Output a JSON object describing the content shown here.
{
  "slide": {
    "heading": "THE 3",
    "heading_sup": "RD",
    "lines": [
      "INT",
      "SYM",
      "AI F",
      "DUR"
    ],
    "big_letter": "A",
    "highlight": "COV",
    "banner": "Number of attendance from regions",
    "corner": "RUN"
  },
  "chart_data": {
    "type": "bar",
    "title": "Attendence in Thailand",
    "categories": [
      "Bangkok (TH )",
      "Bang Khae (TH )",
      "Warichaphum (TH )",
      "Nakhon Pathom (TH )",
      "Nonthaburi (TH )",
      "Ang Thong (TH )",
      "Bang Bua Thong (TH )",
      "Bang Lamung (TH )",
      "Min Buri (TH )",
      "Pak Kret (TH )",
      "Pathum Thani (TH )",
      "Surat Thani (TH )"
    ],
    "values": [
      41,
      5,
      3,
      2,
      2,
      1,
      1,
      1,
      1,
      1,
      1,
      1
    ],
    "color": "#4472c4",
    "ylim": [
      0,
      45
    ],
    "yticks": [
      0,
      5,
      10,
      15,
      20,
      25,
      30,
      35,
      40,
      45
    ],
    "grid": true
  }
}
-------
Copy every record exactly as presented.

_The response:_
Output a JSON object describing the content shown here.
{
  "slide": {
    "heading": "THE 3",
    "heading_sup": "RD",
    "lines": [
      "INT",
      "SYM",
      "AI F",
      "DUR"
    ],
    "big_letter": "A",
    "highlight": "COV",
    "banner": "Number of attendance from regions",
    "corner": "RUN"
  },
  "chart_data": {
    "type": "bar",
    "title": "Attendence in Thailand",
    "categories": [
      "Bangkok (TH )",
      "Bang Khae (TH )",
      "Warichaphum (TH )",
      "Nakhon Pathom (TH )",
      "Nonthaburi (TH )",
      "Ang Thong (TH )",
      "Bang Bua Thong (TH )",
      "Bang Lamung (TH )",
      "Min Buri (TH )",
      "Pak Kret (TH )",
      "Pathum Thani (TH )",
      "Surat Thani (TH )"
    ],
    "values": [
      41,
      5,
      3,
      2,
      2,
      1,
      1,
      1,
      1,
      1,
      1,
      1
    ],
    "color": "#4472c4",
    "ylim": [
      0,
      45
    ],
    "yticks": [
      0,
      5,
      10,
      15,
      20,
      25,
      30,
      35,
      40,
      45
    ],
    "grid": true
  }
}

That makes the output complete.